▸ GIVEN TASK:
Scan the listing that follows and report how many lines contain "Additional". Write the number alone.
___
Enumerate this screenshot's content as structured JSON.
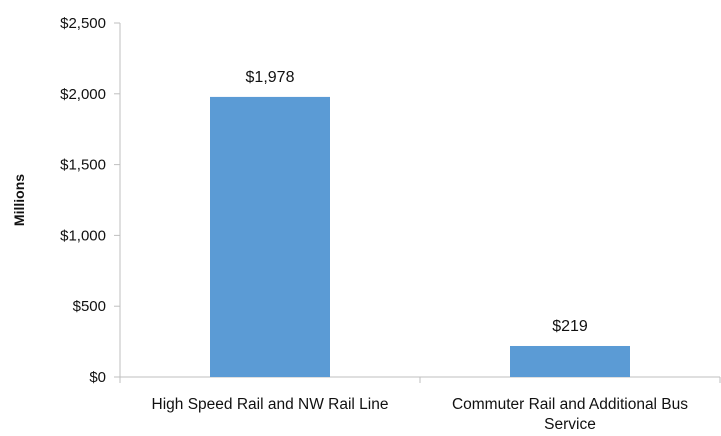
{
  "chart_data": {
    "type": "bar",
    "categories": [
      "High Speed Rail and NW Rail Line",
      "Commuter Rail and Additional Bus Service"
    ],
    "category_lines": [
      [
        "High Speed Rail and NW Rail Line"
      ],
      [
        "Commuter Rail and Additional Bus",
        "Service"
      ]
    ],
    "values": [
      1978,
      219
    ],
    "data_labels": [
      "$1,978",
      "$219"
    ],
    "title": "",
    "xlabel": "",
    "ylabel": "Millions",
    "ylim": [
      0,
      2500
    ],
    "yticks": [
      0,
      500,
      1000,
      1500,
      2000,
      2500
    ],
    "ytick_labels": [
      "$0",
      "$500",
      "$1,000",
      "$1,500",
      "$2,000",
      "$2,500"
    ],
    "grid": false,
    "legend": "none",
    "bar_color": "#5b9bd5",
    "axis_color": "#bfbfbf"
  }
}
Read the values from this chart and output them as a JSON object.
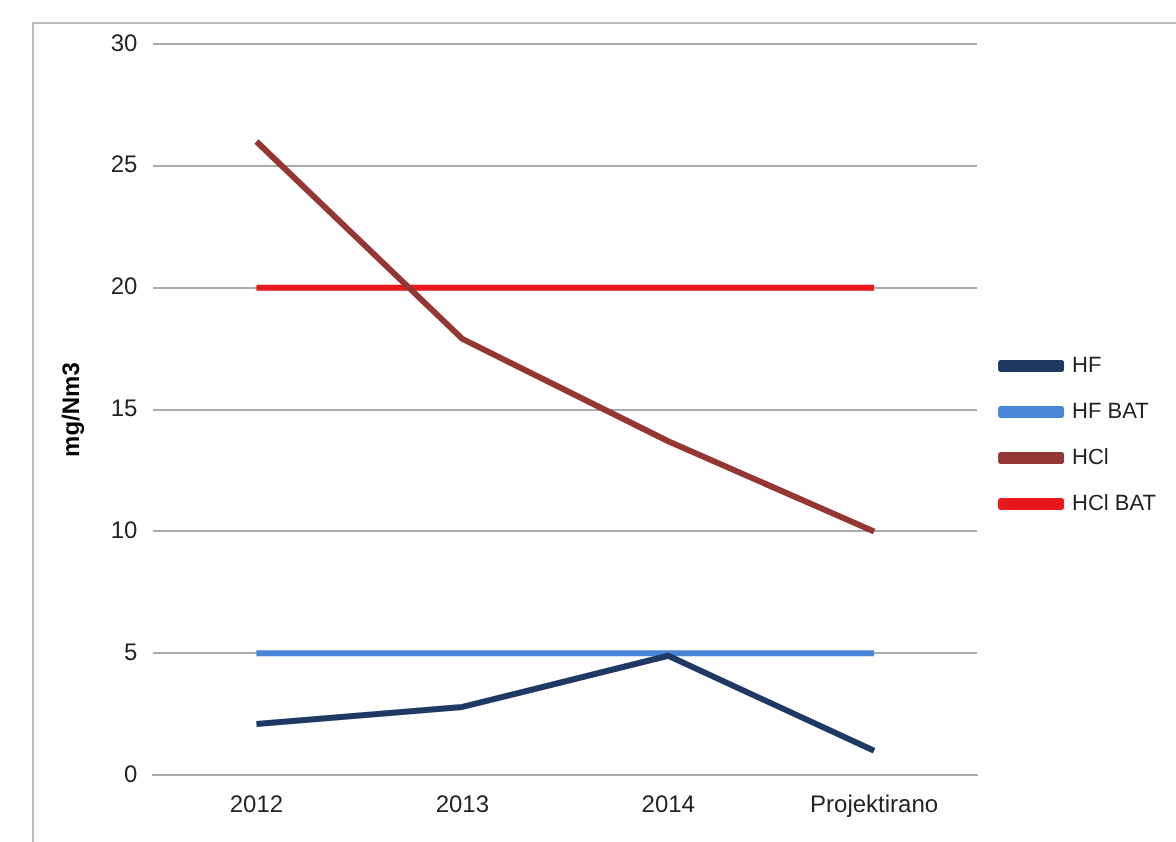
{
  "chart_data": {
    "type": "line",
    "ylabel": "mg/Nm3",
    "categories": [
      "2012",
      "2013",
      "2014",
      "Projektirano"
    ],
    "series": [
      {
        "name": "HF",
        "color": "#1f3864",
        "values": [
          2.1,
          2.8,
          4.9,
          1.0
        ]
      },
      {
        "name": "HF BAT",
        "color": "#4a86d8",
        "values": [
          5,
          5,
          5,
          5
        ]
      },
      {
        "name": "HCl",
        "color": "#943634",
        "values": [
          26,
          17.9,
          13.7,
          10
        ]
      },
      {
        "name": "HCl BAT",
        "color": "#e8191c",
        "values": [
          20,
          20,
          20,
          20
        ]
      }
    ],
    "ylim": [
      0,
      30
    ],
    "yticks": [
      0,
      5,
      10,
      15,
      20,
      25,
      30
    ],
    "grid": "y",
    "legend": "right",
    "marker": "none",
    "line_style": "solid"
  }
}
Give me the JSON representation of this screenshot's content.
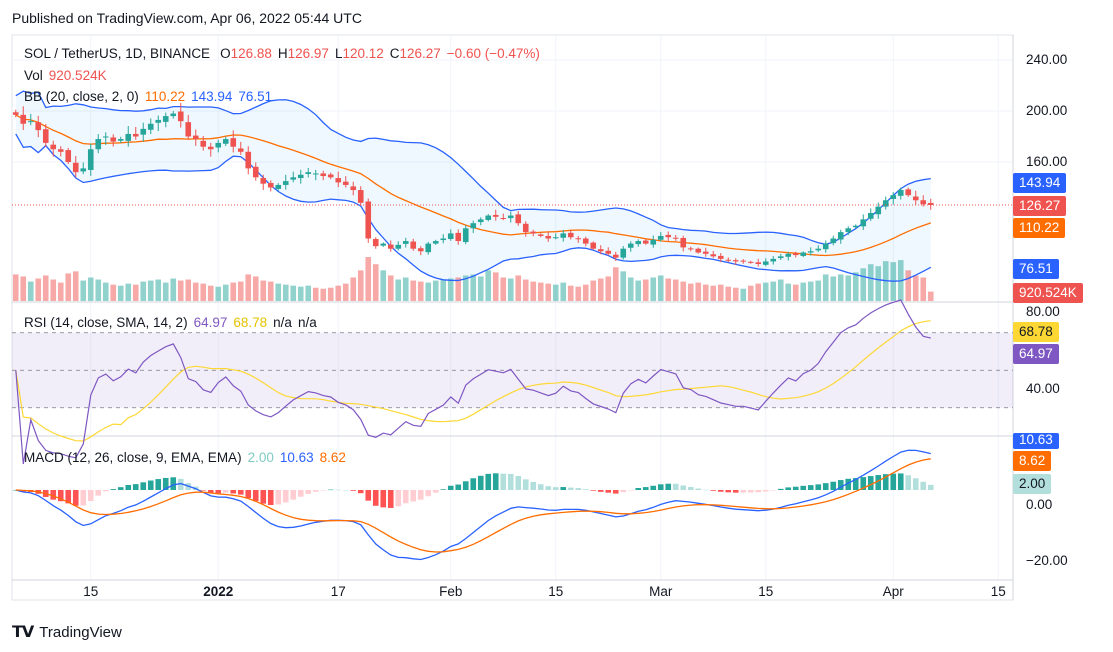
{
  "published": "Published on TradingView.com, Apr 06, 2022 05:44 UTC",
  "brand": "TradingView",
  "legend": {
    "symbol": "SOL / TetherUS, 1D, BINANCE",
    "o_label": "O",
    "o": "126.88",
    "h_label": "H",
    "h": "126.97",
    "l_label": "L",
    "l": "120.12",
    "c_label": "C",
    "c": "126.27",
    "change": "−0.60 (−0.47%)",
    "vol_label": "Vol",
    "vol": "920.524K",
    "bb_label": "BB (20, close, 2, 0)",
    "bb_basis": "110.22",
    "bb_upper": "143.94",
    "bb_lower": "76.51",
    "rsi_label": "RSI (14, close, SMA, 14, 2)",
    "rsi": "64.97",
    "rsi_ma": "68.78",
    "rsi_na1": "n/a",
    "rsi_na2": "n/a",
    "macd_label": "MACD (12, 26, close, 9, EMA, EMA)",
    "macd_hist": "2.00",
    "macd": "10.63",
    "macd_signal": "8.62"
  },
  "price_axis": [
    "240.00",
    "200.00",
    "160.00"
  ],
  "rsi_axis": [
    "80.00",
    "40.00"
  ],
  "macd_axis": [
    "0.00",
    "−20.00"
  ],
  "badges": {
    "upper": "143.94",
    "close": "126.27",
    "basis": "110.22",
    "lower": "76.51",
    "vol": "920.524K",
    "rsi_ma": "68.78",
    "rsi": "64.97",
    "macd": "10.63",
    "signal": "8.62",
    "hist": "2.00"
  },
  "time_axis": [
    {
      "label": "15",
      "day": 10
    },
    {
      "label": "2022",
      "day": 27,
      "bold": true
    },
    {
      "label": "17",
      "day": 43
    },
    {
      "label": "Feb",
      "day": 58
    },
    {
      "label": "15",
      "day": 72
    },
    {
      "label": "Mar",
      "day": 86
    },
    {
      "label": "15",
      "day": 100
    },
    {
      "label": "Apr",
      "day": 117
    },
    {
      "label": "15",
      "day": 131
    }
  ],
  "colors": {
    "up": "#26a69a",
    "down": "#ef5350",
    "bb_basis": "#ff6d00",
    "bb_band": "#2962ff",
    "rsi": "#7e57c2",
    "rsi_ma": "#fdd835",
    "macd": "#2962ff",
    "signal": "#ff6d00"
  },
  "chart_data": {
    "type": "candlestick",
    "title": "SOL / TetherUS, 1D, BINANCE",
    "x_start": "2021-12-05",
    "x_end": "2022-04-06",
    "ylim": [
      60,
      250
    ],
    "close": [
      197,
      190,
      192,
      185,
      175,
      170,
      168,
      160,
      152,
      155,
      170,
      178,
      180,
      176,
      178,
      182,
      180,
      186,
      190,
      193,
      196,
      198,
      192,
      180,
      178,
      172,
      170,
      175,
      178,
      172,
      168,
      155,
      148,
      143,
      140,
      142,
      145,
      148,
      150,
      152,
      151,
      149,
      148,
      144,
      142,
      138,
      128,
      100,
      94,
      96,
      92,
      95,
      98,
      92,
      90,
      96,
      98,
      100,
      104,
      98,
      108,
      112,
      115,
      118,
      117,
      116,
      118,
      112,
      105,
      104,
      102,
      100,
      101,
      104,
      101,
      100,
      96,
      92,
      90,
      88,
      85,
      92,
      96,
      98,
      96,
      99,
      102,
      101,
      100,
      93,
      92,
      89,
      88,
      86,
      84,
      83,
      82,
      82,
      81,
      80,
      82,
      84,
      86,
      88,
      87,
      89,
      90,
      92,
      96,
      100,
      105,
      108,
      110,
      115,
      120,
      125,
      130,
      134,
      138,
      134,
      130,
      126.88,
      126.27
    ],
    "volume_k": [
      2600,
      2400,
      1900,
      2200,
      2500,
      2100,
      1800,
      2700,
      2900,
      2000,
      2300,
      2100,
      1800,
      1600,
      1500,
      1700,
      1600,
      1900,
      2000,
      2100,
      1800,
      2200,
      2000,
      2100,
      1800,
      1700,
      1500,
      1400,
      1600,
      1800,
      1900,
      2600,
      2400,
      2000,
      1900,
      1700,
      1600,
      1500,
      1400,
      1500,
      1300,
      1200,
      1300,
      1500,
      1700,
      2300,
      3000,
      4300,
      3600,
      3000,
      2500,
      2100,
      2300,
      2000,
      1900,
      1800,
      2000,
      2100,
      2200,
      2300,
      2500,
      2600,
      2400,
      3000,
      2800,
      2300,
      2200,
      2500,
      2100,
      1900,
      1800,
      1700,
      1600,
      1800,
      1500,
      1400,
      1600,
      2000,
      2200,
      2400,
      3300,
      2900,
      2300,
      2000,
      2100,
      2300,
      2500,
      2200,
      2100,
      1900,
      1700,
      1800,
      1600,
      1500,
      1600,
      1400,
      1300,
      1200,
      1500,
      1700,
      1800,
      1900,
      2100,
      1700,
      1600,
      1800,
      1900,
      2000,
      2600,
      2400,
      2600,
      2500,
      2800,
      3200,
      3600,
      3400,
      3900,
      3800,
      4000,
      3000,
      2500,
      2300,
      920.524
    ]
  }
}
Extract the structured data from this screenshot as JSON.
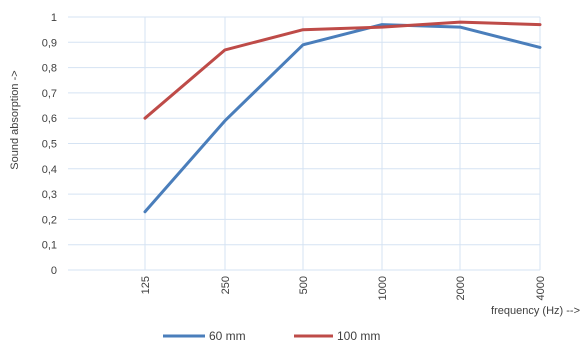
{
  "chart_data": {
    "type": "line",
    "categories": [
      "125",
      "250",
      "500",
      "1000",
      "2000",
      "4000"
    ],
    "series": [
      {
        "name": "60 mm",
        "values": [
          0.23,
          0.59,
          0.89,
          0.97,
          0.96,
          0.88
        ],
        "color": "#4a7ebb"
      },
      {
        "name": "100 mm",
        "values": [
          0.6,
          0.87,
          0.95,
          0.96,
          0.98,
          0.97
        ],
        "color": "#be4b48"
      }
    ],
    "title": "",
    "xlabel": "frequency  (Hz) -->",
    "ylabel": "Sound absorption ->",
    "ylim": [
      0,
      1
    ],
    "yticks": [
      "0",
      "0,1",
      "0,2",
      "0,3",
      "0,4",
      "0,5",
      "0,6",
      "0,7",
      "0,8",
      "0,9",
      "1"
    ],
    "grid": true,
    "legend": "bottom"
  }
}
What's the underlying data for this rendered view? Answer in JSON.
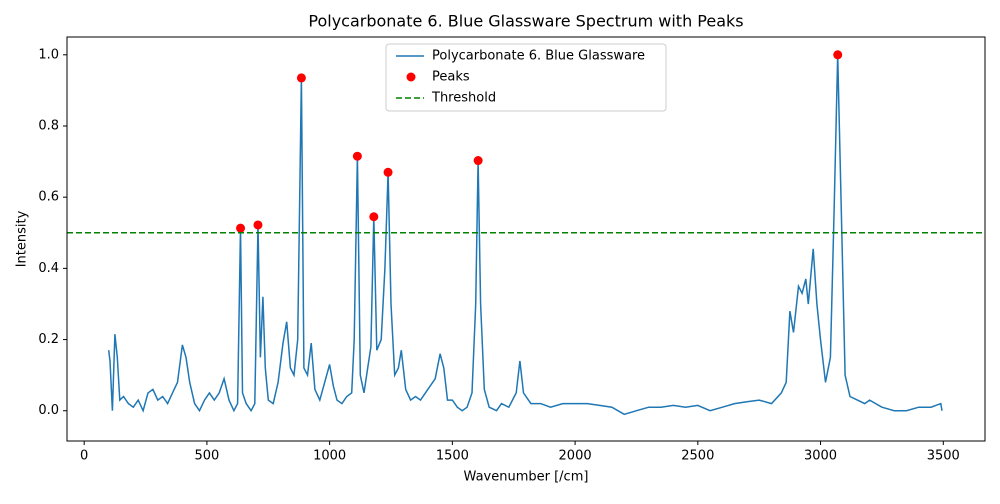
{
  "chart_data": {
    "type": "line",
    "title": "Polycarbonate 6. Blue Glassware Spectrum with Peaks",
    "x_label": "Wavenumber [/cm]",
    "y_label": "Intensity",
    "xlim": [
      -70,
      3670
    ],
    "ylim": [
      -0.085,
      1.05
    ],
    "xticks": [
      0,
      500,
      1000,
      1500,
      2000,
      2500,
      3000,
      3500
    ],
    "yticks": [
      {
        "value": 0,
        "label": "0.0"
      },
      0.2,
      0.4,
      0.6,
      0.8,
      {
        "value": 1,
        "label": "1.0"
      }
    ],
    "legend": "upper center",
    "series": [
      {
        "name": "Polycarbonate 6. Blue Glassware",
        "color": "#1f77b4",
        "style": "line",
        "x": [
          100,
          105,
          115,
          125,
          135,
          145,
          160,
          180,
          200,
          220,
          240,
          260,
          280,
          300,
          320,
          340,
          360,
          380,
          400,
          415,
          430,
          450,
          470,
          490,
          510,
          530,
          550,
          570,
          590,
          610,
          625,
          637,
          645,
          660,
          680,
          695,
          708,
          718,
          728,
          738,
          750,
          770,
          790,
          810,
          825,
          840,
          855,
          870,
          885,
          895,
          910,
          925,
          940,
          960,
          980,
          1000,
          1015,
          1030,
          1050,
          1070,
          1090,
          1100,
          1113,
          1125,
          1140,
          1155,
          1168,
          1180,
          1192,
          1210,
          1225,
          1238,
          1250,
          1265,
          1280,
          1292,
          1310,
          1330,
          1350,
          1370,
          1390,
          1410,
          1430,
          1450,
          1465,
          1480,
          1500,
          1520,
          1540,
          1560,
          1580,
          1595,
          1605,
          1615,
          1630,
          1650,
          1680,
          1700,
          1730,
          1760,
          1775,
          1790,
          1820,
          1860,
          1900,
          1950,
          2000,
          2050,
          2100,
          2150,
          2200,
          2250,
          2300,
          2350,
          2400,
          2450,
          2500,
          2550,
          2600,
          2650,
          2700,
          2750,
          2800,
          2840,
          2860,
          2875,
          2890,
          2910,
          2925,
          2940,
          2950,
          2970,
          2985,
          3000,
          3020,
          3040,
          3055,
          3070,
          3085,
          3100,
          3120,
          3150,
          3180,
          3200,
          3250,
          3300,
          3350,
          3400,
          3450,
          3490,
          3495
        ],
        "values": [
          0.17,
          0.14,
          0.0,
          0.215,
          0.15,
          0.03,
          0.04,
          0.02,
          0.01,
          0.03,
          0.0,
          0.05,
          0.06,
          0.03,
          0.04,
          0.02,
          0.05,
          0.08,
          0.185,
          0.15,
          0.08,
          0.02,
          0.0,
          0.03,
          0.05,
          0.03,
          0.05,
          0.09,
          0.03,
          0.0,
          0.02,
          0.513,
          0.05,
          0.02,
          0.0,
          0.02,
          0.522,
          0.15,
          0.32,
          0.12,
          0.03,
          0.02,
          0.08,
          0.19,
          0.25,
          0.12,
          0.1,
          0.2,
          0.935,
          0.12,
          0.1,
          0.19,
          0.06,
          0.03,
          0.08,
          0.13,
          0.07,
          0.03,
          0.02,
          0.04,
          0.05,
          0.2,
          0.715,
          0.1,
          0.05,
          0.12,
          0.18,
          0.545,
          0.17,
          0.2,
          0.4,
          0.67,
          0.3,
          0.1,
          0.12,
          0.17,
          0.06,
          0.03,
          0.04,
          0.03,
          0.05,
          0.07,
          0.09,
          0.16,
          0.12,
          0.03,
          0.03,
          0.01,
          0.0,
          0.01,
          0.05,
          0.3,
          0.703,
          0.3,
          0.06,
          0.01,
          0.0,
          0.02,
          0.01,
          0.05,
          0.14,
          0.05,
          0.02,
          0.02,
          0.01,
          0.02,
          0.02,
          0.02,
          0.015,
          0.01,
          -0.01,
          0.0,
          0.01,
          0.01,
          0.015,
          0.01,
          0.015,
          0.0,
          0.01,
          0.02,
          0.025,
          0.03,
          0.02,
          0.05,
          0.08,
          0.28,
          0.22,
          0.35,
          0.33,
          0.37,
          0.3,
          0.455,
          0.3,
          0.2,
          0.08,
          0.15,
          0.55,
          1.0,
          0.55,
          0.1,
          0.04,
          0.03,
          0.02,
          0.03,
          0.01,
          0.0,
          0.0,
          0.01,
          0.01,
          0.02,
          0.0
        ]
      },
      {
        "name": "Peaks",
        "color": "#ff0000",
        "style": "scatter",
        "x": [
          637,
          708,
          885,
          1113,
          1180,
          1238,
          1605,
          3070
        ],
        "values": [
          0.513,
          0.522,
          0.935,
          0.715,
          0.545,
          0.67,
          0.703,
          1.0
        ]
      }
    ],
    "threshold": {
      "name": "Threshold",
      "color": "#008000",
      "value": 0.5
    }
  }
}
___
▸ EXERCISE ANSWER:
2